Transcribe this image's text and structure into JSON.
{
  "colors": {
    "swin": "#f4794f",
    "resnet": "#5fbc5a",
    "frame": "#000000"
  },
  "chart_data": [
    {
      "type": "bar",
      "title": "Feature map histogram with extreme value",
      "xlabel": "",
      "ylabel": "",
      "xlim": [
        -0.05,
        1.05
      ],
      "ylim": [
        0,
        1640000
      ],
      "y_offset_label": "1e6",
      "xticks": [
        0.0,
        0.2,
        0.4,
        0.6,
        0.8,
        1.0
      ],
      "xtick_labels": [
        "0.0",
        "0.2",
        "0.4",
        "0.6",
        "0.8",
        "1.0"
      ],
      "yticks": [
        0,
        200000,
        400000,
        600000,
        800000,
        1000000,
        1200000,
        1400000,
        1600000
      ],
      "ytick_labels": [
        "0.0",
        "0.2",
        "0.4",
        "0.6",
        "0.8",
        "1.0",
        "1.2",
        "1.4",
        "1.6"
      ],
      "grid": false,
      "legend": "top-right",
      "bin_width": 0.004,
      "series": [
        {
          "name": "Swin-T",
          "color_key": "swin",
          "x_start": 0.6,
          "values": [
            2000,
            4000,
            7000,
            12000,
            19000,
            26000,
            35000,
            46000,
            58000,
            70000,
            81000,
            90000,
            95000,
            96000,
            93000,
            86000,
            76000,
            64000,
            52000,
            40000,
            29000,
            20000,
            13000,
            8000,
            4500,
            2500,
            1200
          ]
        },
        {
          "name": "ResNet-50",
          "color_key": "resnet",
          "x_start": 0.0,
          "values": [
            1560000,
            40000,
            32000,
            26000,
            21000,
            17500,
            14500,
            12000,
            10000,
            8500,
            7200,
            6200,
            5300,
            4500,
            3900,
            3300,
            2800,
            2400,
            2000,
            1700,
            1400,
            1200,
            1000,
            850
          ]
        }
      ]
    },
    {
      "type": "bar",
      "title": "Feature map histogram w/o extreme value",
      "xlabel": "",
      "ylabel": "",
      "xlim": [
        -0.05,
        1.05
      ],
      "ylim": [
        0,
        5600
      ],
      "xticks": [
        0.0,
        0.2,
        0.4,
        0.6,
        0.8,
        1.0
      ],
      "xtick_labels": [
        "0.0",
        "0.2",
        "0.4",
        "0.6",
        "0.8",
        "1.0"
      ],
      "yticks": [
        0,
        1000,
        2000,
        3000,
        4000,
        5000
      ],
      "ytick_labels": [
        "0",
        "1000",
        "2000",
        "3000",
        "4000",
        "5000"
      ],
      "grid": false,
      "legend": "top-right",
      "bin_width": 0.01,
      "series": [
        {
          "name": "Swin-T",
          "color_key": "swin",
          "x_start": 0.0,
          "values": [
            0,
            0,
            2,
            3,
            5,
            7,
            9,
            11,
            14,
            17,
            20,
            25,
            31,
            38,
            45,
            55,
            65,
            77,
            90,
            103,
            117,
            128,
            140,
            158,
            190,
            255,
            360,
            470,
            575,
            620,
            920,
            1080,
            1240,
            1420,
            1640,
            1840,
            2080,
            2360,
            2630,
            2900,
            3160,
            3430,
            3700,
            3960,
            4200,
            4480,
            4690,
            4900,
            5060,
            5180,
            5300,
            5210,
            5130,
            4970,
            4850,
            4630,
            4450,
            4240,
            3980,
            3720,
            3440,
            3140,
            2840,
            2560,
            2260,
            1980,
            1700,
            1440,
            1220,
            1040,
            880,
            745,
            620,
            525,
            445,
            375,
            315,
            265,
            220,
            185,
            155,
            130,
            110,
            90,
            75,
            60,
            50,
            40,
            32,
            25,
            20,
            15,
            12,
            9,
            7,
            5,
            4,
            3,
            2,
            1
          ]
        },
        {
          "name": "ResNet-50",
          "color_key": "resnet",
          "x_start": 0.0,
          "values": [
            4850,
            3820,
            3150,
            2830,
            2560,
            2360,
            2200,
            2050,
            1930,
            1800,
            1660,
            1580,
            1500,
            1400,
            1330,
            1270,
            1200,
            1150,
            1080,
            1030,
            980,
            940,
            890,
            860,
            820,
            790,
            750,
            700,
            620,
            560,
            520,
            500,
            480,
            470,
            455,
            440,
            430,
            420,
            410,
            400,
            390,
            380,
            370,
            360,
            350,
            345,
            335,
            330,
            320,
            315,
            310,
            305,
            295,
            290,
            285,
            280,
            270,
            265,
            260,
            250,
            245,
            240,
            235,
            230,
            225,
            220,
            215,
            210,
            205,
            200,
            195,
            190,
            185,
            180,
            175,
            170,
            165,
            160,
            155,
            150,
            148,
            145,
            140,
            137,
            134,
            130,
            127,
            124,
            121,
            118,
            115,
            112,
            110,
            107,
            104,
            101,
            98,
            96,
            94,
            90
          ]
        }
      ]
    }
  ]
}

· · ·

■ WHAT IS REQUIRED:
Return every line exactly.

■ RESULT BELOW:
Transcribe this image's text and structure into JSON.
{
  "colors": {
    "swin": "#f4794f",
    "resnet": "#5fbc5a",
    "frame": "#000000"
  },
  "chart_data": [
    {
      "type": "bar",
      "title": "Feature map histogram with extreme value",
      "xlabel": "",
      "ylabel": "",
      "xlim": [
        -0.05,
        1.05
      ],
      "ylim": [
        0,
        1640000
      ],
      "y_offset_label": "1e6",
      "xticks": [
        0.0,
        0.2,
        0.4,
        0.6,
        0.8,
        1.0
      ],
      "xtick_labels": [
        "0.0",
        "0.2",
        "0.4",
        "0.6",
        "0.8",
        "1.0"
      ],
      "yticks": [
        0,
        200000,
        400000,
        600000,
        800000,
        1000000,
        1200000,
        1400000,
        1600000
      ],
      "ytick_labels": [
        "0.0",
        "0.2",
        "0.4",
        "0.6",
        "0.8",
        "1.0",
        "1.2",
        "1.4",
        "1.6"
      ],
      "grid": false,
      "legend": "top-right",
      "bin_width": 0.004,
      "series": [
        {
          "name": "Swin-T",
          "color_key": "swin",
          "x_start": 0.6,
          "values": [
            2000,
            4000,
            7000,
            12000,
            19000,
            26000,
            35000,
            46000,
            58000,
            70000,
            81000,
            90000,
            95000,
            96000,
            93000,
            86000,
            76000,
            64000,
            52000,
            40000,
            29000,
            20000,
            13000,
            8000,
            4500,
            2500,
            1200
          ]
        },
        {
          "name": "ResNet-50",
          "color_key": "resnet",
          "x_start": 0.0,
          "values": [
            1560000,
            40000,
            32000,
            26000,
            21000,
            17500,
            14500,
            12000,
            10000,
            8500,
            7200,
            6200,
            5300,
            4500,
            3900,
            3300,
            2800,
            2400,
            2000,
            1700,
            1400,
            1200,
            1000,
            850
          ]
        }
      ]
    },
    {
      "type": "bar",
      "title": "Feature map histogram w/o extreme value",
      "xlabel": "",
      "ylabel": "",
      "xlim": [
        -0.05,
        1.05
      ],
      "ylim": [
        0,
        5600
      ],
      "xticks": [
        0.0,
        0.2,
        0.4,
        0.6,
        0.8,
        1.0
      ],
      "xtick_labels": [
        "0.0",
        "0.2",
        "0.4",
        "0.6",
        "0.8",
        "1.0"
      ],
      "yticks": [
        0,
        1000,
        2000,
        3000,
        4000,
        5000
      ],
      "ytick_labels": [
        "0",
        "1000",
        "2000",
        "3000",
        "4000",
        "5000"
      ],
      "grid": false,
      "legend": "top-right",
      "bin_width": 0.01,
      "series": [
        {
          "name": "Swin-T",
          "color_key": "swin",
          "x_start": 0.0,
          "values": [
            0,
            0,
            2,
            3,
            5,
            7,
            9,
            11,
            14,
            17,
            20,
            25,
            31,
            38,
            45,
            55,
            65,
            77,
            90,
            103,
            117,
            128,
            140,
            158,
            190,
            255,
            360,
            470,
            575,
            620,
            920,
            1080,
            1240,
            1420,
            1640,
            1840,
            2080,
            2360,
            2630,
            2900,
            3160,
            3430,
            3700,
            3960,
            4200,
            4480,
            4690,
            4900,
            5060,
            5180,
            5300,
            5210,
            5130,
            4970,
            4850,
            4630,
            4450,
            4240,
            3980,
            3720,
            3440,
            3140,
            2840,
            2560,
            2260,
            1980,
            1700,
            1440,
            1220,
            1040,
            880,
            745,
            620,
            525,
            445,
            375,
            315,
            265,
            220,
            185,
            155,
            130,
            110,
            90,
            75,
            60,
            50,
            40,
            32,
            25,
            20,
            15,
            12,
            9,
            7,
            5,
            4,
            3,
            2,
            1
          ]
        },
        {
          "name": "ResNet-50",
          "color_key": "resnet",
          "x_start": 0.0,
          "values": [
            4850,
            3820,
            3150,
            2830,
            2560,
            2360,
            2200,
            2050,
            1930,
            1800,
            1660,
            1580,
            1500,
            1400,
            1330,
            1270,
            1200,
            1150,
            1080,
            1030,
            980,
            940,
            890,
            860,
            820,
            790,
            750,
            700,
            620,
            560,
            520,
            500,
            480,
            470,
            455,
            440,
            430,
            420,
            410,
            400,
            390,
            380,
            370,
            360,
            350,
            345,
            335,
            330,
            320,
            315,
            310,
            305,
            295,
            290,
            285,
            280,
            270,
            265,
            260,
            250,
            245,
            240,
            235,
            230,
            225,
            220,
            215,
            210,
            205,
            200,
            195,
            190,
            185,
            180,
            175,
            170,
            165,
            160,
            155,
            150,
            148,
            145,
            140,
            137,
            134,
            130,
            127,
            124,
            121,
            118,
            115,
            112,
            110,
            107,
            104,
            101,
            98,
            96,
            94,
            90
          ]
        }
      ]
    }
  ]
}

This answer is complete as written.